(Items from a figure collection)
※ ※ ※

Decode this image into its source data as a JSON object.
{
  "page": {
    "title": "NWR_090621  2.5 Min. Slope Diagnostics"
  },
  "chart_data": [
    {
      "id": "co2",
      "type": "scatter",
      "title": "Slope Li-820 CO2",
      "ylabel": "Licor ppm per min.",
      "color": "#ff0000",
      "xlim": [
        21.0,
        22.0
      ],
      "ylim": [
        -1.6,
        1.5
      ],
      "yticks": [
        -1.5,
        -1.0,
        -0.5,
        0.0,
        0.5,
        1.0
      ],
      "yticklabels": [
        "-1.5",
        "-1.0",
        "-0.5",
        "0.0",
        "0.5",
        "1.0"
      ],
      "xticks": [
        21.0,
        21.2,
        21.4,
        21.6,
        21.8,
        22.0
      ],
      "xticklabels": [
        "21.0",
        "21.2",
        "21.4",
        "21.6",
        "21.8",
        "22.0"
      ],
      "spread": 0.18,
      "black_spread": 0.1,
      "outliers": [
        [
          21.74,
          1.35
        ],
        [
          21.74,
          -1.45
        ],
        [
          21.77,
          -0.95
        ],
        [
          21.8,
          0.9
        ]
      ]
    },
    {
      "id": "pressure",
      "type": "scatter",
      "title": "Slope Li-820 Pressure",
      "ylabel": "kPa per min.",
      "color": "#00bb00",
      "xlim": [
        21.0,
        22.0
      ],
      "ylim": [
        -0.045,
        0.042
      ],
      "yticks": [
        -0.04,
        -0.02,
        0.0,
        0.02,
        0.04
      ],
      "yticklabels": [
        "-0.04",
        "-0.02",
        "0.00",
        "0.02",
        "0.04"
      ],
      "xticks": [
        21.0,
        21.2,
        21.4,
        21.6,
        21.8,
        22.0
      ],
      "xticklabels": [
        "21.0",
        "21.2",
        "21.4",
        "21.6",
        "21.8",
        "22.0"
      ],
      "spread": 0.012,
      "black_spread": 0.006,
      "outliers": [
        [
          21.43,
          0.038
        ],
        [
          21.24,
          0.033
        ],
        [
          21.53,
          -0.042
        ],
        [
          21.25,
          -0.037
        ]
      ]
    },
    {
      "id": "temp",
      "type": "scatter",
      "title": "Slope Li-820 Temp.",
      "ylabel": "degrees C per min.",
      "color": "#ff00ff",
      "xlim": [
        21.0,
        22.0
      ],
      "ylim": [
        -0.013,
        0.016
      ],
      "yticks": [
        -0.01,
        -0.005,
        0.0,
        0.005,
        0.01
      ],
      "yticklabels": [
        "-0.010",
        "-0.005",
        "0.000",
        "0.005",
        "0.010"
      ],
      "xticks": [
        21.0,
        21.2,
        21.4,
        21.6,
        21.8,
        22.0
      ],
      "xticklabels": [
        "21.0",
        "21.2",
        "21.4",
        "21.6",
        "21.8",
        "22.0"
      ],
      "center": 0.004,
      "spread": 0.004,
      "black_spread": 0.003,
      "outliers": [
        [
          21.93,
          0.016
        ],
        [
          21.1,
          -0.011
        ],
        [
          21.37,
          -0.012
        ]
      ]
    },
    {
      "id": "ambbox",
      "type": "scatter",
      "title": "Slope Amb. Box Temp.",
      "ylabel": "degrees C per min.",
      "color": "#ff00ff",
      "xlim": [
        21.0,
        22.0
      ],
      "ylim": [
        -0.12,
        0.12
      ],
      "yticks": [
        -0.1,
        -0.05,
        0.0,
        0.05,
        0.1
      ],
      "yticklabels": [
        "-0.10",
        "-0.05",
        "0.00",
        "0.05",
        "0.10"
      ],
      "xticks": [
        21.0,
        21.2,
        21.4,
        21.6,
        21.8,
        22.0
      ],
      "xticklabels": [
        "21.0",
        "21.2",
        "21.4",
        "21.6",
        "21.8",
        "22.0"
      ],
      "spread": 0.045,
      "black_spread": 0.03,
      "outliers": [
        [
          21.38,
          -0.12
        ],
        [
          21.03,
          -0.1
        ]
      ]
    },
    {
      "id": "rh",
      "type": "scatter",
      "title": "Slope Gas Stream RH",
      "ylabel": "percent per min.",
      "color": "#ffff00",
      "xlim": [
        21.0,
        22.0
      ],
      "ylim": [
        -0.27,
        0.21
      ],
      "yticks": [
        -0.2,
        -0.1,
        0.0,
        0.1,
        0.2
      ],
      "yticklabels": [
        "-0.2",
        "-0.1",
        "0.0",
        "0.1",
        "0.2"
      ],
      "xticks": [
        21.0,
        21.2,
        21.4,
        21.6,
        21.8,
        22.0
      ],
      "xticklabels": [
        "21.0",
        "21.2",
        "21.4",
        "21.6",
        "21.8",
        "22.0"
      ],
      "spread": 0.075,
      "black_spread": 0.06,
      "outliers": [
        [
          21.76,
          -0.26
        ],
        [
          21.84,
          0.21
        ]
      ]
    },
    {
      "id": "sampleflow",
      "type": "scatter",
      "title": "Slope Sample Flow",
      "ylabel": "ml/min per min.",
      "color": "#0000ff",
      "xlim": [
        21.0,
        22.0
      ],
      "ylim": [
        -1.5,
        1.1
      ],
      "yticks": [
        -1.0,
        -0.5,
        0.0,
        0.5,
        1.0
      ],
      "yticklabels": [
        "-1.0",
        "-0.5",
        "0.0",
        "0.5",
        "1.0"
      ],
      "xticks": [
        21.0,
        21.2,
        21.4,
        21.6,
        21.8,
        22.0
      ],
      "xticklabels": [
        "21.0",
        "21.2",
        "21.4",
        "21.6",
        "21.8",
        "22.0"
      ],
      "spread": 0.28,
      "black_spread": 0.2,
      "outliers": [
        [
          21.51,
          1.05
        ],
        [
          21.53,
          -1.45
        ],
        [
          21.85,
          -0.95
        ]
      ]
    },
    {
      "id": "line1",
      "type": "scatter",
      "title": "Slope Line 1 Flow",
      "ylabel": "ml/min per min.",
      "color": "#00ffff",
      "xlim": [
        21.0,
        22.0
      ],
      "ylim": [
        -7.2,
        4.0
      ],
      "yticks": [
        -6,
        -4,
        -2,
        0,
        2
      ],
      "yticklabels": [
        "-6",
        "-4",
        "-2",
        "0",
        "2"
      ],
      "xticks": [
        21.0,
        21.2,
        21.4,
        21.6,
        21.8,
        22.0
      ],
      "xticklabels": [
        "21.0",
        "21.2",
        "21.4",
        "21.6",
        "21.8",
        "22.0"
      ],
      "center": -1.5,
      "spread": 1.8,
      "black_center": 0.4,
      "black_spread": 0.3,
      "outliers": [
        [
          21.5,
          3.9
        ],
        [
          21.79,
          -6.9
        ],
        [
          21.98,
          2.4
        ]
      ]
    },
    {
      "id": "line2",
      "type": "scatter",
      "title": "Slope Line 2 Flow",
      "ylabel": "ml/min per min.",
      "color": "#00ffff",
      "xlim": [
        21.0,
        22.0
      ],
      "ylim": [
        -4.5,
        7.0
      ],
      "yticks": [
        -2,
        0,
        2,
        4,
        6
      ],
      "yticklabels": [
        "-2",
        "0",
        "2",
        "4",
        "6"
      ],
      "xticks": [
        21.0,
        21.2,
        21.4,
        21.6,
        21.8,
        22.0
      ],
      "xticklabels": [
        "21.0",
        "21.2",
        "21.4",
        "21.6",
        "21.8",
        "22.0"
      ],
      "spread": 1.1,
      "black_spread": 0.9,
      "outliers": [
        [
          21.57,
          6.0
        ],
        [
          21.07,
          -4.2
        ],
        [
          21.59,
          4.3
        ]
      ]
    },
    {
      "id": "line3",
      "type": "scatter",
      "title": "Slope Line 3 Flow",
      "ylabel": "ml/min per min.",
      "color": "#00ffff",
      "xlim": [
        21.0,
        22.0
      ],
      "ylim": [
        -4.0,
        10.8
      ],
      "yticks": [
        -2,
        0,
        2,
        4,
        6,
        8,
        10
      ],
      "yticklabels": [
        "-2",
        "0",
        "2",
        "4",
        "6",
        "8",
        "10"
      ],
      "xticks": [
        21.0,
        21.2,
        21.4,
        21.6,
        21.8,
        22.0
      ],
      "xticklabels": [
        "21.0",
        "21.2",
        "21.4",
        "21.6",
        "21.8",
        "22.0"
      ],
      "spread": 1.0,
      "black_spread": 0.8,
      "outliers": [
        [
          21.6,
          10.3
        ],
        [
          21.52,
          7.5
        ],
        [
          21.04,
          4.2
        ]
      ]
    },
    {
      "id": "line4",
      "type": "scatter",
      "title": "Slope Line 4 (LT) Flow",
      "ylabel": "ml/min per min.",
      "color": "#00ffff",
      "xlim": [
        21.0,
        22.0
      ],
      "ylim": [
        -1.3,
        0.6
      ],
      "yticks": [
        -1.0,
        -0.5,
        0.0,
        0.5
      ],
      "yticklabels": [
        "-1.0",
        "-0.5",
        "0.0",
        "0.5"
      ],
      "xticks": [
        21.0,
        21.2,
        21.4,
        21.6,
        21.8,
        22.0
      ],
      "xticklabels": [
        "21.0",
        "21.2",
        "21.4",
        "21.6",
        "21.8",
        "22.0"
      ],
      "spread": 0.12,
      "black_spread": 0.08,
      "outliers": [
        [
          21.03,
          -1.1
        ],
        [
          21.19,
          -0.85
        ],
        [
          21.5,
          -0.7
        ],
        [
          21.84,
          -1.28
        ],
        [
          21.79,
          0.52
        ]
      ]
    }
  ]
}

※ ※ ※

Requirement:
Out of the material above, gather each line where "title" appears.

Reply to the task:
    "title": "NWR_090621  2.5 Min. Slope Diagnostics"
      "title": "Slope Li-820 CO2",
      "title": "Slope Li-820 Pressure",
      "title": "Slope Li-820 Temp.",
      "title": "Slope Amb. Box Temp.",
      "title": "Slope Gas Stream RH",
      "title": "Slope Sample Flow",
      "title": "Slope Line 1 Flow",
      "title": "Slope Line 2 Flow",
      "title": "Slope Line 3 Flow",
      "title": "Slope Line 4 (LT) Flow",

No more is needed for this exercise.